▶ [Challenge]: Give the number of lines in this listing that contain the word "JSON", and nothing else.

▶ [Supplied records]:
------------------------------------------------------------

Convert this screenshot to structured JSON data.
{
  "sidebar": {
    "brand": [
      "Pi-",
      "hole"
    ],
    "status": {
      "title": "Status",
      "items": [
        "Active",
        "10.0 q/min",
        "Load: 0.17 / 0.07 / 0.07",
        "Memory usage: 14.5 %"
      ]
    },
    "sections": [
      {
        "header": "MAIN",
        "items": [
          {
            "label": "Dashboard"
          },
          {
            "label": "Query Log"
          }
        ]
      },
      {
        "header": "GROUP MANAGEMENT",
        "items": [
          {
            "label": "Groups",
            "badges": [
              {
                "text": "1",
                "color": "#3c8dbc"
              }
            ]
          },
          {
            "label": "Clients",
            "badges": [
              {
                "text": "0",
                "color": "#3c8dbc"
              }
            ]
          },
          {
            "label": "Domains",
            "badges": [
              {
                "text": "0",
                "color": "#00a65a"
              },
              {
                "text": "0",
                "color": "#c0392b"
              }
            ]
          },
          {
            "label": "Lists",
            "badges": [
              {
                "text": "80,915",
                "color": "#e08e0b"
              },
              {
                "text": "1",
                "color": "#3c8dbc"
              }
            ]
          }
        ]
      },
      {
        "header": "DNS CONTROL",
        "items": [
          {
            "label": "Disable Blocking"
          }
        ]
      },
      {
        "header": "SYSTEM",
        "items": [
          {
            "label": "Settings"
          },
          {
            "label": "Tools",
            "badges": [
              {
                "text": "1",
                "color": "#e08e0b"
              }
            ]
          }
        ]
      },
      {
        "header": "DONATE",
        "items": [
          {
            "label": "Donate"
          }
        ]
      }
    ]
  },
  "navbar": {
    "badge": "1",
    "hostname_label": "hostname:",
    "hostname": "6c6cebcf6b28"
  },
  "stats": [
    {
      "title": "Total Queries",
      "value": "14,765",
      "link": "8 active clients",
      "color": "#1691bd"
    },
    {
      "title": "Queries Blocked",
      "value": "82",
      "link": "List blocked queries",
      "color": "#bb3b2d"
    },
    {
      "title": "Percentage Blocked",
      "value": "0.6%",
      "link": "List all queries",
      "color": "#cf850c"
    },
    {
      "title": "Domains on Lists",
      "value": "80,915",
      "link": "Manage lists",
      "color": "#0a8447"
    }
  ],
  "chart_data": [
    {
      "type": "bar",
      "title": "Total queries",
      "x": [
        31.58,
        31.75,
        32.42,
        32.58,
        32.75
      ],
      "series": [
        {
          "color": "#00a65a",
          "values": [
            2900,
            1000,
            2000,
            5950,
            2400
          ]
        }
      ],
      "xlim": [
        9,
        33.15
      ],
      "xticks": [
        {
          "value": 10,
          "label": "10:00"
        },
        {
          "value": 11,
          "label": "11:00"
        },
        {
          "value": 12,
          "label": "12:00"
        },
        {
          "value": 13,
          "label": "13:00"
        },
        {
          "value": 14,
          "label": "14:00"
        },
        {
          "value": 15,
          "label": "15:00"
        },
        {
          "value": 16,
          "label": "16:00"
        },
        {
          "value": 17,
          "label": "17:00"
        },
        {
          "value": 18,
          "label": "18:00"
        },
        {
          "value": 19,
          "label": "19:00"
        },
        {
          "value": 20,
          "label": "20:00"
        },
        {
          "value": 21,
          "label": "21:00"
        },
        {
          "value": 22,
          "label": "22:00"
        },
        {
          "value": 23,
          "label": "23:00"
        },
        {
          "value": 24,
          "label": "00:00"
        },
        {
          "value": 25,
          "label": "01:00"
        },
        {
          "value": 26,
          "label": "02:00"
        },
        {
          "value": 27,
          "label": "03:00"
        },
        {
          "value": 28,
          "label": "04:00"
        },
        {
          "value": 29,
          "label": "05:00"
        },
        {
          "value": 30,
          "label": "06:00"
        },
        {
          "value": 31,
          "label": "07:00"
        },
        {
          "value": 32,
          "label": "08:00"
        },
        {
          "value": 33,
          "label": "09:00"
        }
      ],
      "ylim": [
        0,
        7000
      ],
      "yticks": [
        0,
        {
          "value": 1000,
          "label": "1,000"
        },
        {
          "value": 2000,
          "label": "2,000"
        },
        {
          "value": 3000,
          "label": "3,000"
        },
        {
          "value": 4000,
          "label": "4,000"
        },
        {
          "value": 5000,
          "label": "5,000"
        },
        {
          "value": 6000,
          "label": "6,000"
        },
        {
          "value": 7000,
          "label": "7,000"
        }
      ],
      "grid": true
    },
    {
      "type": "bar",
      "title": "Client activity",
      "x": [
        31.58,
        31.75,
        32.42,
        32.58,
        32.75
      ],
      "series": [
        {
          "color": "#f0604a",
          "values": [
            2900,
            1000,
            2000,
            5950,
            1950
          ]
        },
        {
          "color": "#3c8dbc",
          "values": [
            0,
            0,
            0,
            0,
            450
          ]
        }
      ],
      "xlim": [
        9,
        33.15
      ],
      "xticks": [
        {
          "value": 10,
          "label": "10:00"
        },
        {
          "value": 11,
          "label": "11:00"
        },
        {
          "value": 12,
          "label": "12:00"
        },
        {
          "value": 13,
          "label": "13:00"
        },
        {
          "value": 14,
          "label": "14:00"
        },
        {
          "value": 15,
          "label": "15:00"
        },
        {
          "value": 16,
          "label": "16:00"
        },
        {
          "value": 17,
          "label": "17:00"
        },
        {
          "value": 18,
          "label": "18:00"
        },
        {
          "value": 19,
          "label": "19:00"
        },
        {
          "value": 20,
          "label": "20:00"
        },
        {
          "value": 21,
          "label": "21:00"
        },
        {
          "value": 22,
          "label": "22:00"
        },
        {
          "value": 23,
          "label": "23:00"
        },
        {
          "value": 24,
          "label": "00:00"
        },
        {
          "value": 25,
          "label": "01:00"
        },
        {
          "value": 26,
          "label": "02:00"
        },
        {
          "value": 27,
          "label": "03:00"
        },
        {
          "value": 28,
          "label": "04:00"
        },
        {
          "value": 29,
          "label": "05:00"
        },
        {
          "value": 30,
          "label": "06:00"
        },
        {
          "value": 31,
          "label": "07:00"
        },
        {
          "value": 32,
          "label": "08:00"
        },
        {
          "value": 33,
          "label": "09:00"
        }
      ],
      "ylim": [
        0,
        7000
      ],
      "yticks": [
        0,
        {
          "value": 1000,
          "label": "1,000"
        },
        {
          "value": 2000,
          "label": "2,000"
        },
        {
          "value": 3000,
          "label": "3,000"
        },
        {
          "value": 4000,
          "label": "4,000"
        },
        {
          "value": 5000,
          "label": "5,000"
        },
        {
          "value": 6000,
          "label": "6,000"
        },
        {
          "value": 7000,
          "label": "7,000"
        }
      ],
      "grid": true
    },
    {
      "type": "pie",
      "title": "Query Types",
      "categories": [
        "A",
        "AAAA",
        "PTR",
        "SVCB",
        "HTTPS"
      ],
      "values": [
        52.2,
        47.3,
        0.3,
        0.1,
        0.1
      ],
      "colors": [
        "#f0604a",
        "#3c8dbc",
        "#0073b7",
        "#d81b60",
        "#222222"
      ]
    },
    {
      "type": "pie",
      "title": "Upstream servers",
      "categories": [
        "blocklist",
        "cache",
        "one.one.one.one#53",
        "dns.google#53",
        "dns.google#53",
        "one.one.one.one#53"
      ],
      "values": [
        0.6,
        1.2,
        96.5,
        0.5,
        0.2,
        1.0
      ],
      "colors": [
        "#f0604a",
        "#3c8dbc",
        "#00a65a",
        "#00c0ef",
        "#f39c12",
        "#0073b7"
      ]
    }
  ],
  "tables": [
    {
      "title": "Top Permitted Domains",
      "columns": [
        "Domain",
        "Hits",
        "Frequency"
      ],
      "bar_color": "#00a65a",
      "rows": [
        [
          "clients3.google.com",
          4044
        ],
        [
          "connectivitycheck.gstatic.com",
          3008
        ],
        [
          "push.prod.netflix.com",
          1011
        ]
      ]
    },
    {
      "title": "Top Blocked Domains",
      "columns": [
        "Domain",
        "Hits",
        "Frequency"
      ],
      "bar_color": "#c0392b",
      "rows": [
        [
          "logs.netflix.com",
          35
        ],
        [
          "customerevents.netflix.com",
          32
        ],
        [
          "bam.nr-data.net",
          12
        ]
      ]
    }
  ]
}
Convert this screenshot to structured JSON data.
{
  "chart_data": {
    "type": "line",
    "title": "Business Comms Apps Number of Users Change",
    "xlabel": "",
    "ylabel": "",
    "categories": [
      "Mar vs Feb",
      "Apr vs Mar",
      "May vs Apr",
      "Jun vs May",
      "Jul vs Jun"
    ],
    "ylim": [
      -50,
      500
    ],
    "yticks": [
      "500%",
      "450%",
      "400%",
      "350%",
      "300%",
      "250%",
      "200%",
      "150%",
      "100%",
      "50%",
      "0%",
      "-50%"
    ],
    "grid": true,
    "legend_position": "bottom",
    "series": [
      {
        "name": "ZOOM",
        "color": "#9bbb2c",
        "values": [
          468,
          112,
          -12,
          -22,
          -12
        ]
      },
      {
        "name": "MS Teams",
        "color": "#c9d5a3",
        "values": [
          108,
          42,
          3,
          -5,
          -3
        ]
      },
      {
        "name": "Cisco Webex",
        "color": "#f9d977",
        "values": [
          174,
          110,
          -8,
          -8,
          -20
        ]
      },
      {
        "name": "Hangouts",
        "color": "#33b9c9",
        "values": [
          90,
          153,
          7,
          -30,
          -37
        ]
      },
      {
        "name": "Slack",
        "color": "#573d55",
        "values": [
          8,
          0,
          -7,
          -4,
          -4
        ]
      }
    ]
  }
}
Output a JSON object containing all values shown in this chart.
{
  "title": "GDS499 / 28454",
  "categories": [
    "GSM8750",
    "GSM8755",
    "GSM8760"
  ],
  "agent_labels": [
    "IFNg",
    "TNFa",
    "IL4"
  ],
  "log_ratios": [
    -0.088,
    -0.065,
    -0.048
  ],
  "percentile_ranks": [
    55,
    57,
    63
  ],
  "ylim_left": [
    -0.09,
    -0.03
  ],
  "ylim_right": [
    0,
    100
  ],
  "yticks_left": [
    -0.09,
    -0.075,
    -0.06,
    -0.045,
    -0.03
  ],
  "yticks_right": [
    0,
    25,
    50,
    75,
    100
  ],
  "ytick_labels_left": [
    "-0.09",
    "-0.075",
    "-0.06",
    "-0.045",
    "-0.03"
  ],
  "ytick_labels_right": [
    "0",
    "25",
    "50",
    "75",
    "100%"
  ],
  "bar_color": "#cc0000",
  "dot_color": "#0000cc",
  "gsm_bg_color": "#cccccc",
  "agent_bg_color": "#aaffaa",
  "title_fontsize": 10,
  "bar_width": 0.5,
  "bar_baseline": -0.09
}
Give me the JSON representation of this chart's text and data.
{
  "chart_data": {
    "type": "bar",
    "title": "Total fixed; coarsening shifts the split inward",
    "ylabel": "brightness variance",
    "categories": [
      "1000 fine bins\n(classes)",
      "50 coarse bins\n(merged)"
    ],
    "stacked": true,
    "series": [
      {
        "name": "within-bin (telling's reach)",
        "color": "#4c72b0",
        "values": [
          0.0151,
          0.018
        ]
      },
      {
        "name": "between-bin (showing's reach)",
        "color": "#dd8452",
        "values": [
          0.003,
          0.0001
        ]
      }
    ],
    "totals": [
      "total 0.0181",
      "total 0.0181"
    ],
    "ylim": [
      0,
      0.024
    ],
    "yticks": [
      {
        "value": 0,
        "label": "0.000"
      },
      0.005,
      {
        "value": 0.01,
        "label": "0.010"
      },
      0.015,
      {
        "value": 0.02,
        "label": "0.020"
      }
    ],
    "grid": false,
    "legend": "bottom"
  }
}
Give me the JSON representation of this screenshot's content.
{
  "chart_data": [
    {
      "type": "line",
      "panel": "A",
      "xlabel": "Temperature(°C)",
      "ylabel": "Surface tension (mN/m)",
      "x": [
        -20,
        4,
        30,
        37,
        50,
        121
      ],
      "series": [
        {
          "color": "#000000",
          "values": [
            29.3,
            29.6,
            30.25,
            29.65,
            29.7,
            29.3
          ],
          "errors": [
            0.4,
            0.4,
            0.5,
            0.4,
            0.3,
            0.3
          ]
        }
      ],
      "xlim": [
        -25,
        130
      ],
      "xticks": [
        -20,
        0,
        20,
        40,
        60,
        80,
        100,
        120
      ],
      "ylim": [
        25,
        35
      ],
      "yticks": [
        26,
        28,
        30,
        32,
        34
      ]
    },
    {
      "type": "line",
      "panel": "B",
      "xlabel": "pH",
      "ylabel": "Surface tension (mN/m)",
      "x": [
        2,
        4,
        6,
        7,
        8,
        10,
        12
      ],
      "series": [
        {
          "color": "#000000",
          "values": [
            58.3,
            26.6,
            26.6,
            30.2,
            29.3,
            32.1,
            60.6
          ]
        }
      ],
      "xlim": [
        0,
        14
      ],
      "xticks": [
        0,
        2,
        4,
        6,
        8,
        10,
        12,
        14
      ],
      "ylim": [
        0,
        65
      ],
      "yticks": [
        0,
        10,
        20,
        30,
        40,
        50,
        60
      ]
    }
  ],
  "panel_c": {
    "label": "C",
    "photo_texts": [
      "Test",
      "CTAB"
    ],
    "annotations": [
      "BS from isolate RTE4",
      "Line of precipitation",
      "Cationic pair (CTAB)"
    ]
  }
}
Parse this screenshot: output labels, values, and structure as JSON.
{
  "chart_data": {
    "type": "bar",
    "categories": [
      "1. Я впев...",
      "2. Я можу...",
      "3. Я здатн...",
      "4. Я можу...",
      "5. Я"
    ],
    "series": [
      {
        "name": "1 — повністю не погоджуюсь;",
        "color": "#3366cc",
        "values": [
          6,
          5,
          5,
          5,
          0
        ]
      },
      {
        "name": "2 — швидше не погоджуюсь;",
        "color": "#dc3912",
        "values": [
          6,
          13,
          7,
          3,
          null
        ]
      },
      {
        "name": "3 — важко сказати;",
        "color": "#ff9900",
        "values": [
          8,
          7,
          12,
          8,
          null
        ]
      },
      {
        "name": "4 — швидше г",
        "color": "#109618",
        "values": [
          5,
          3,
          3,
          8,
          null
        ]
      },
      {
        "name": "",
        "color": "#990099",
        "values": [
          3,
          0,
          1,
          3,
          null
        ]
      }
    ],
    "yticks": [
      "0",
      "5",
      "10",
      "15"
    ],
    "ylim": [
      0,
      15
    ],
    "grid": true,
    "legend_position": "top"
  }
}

------------------------------------------------------------

▶ [Expected answer]: 6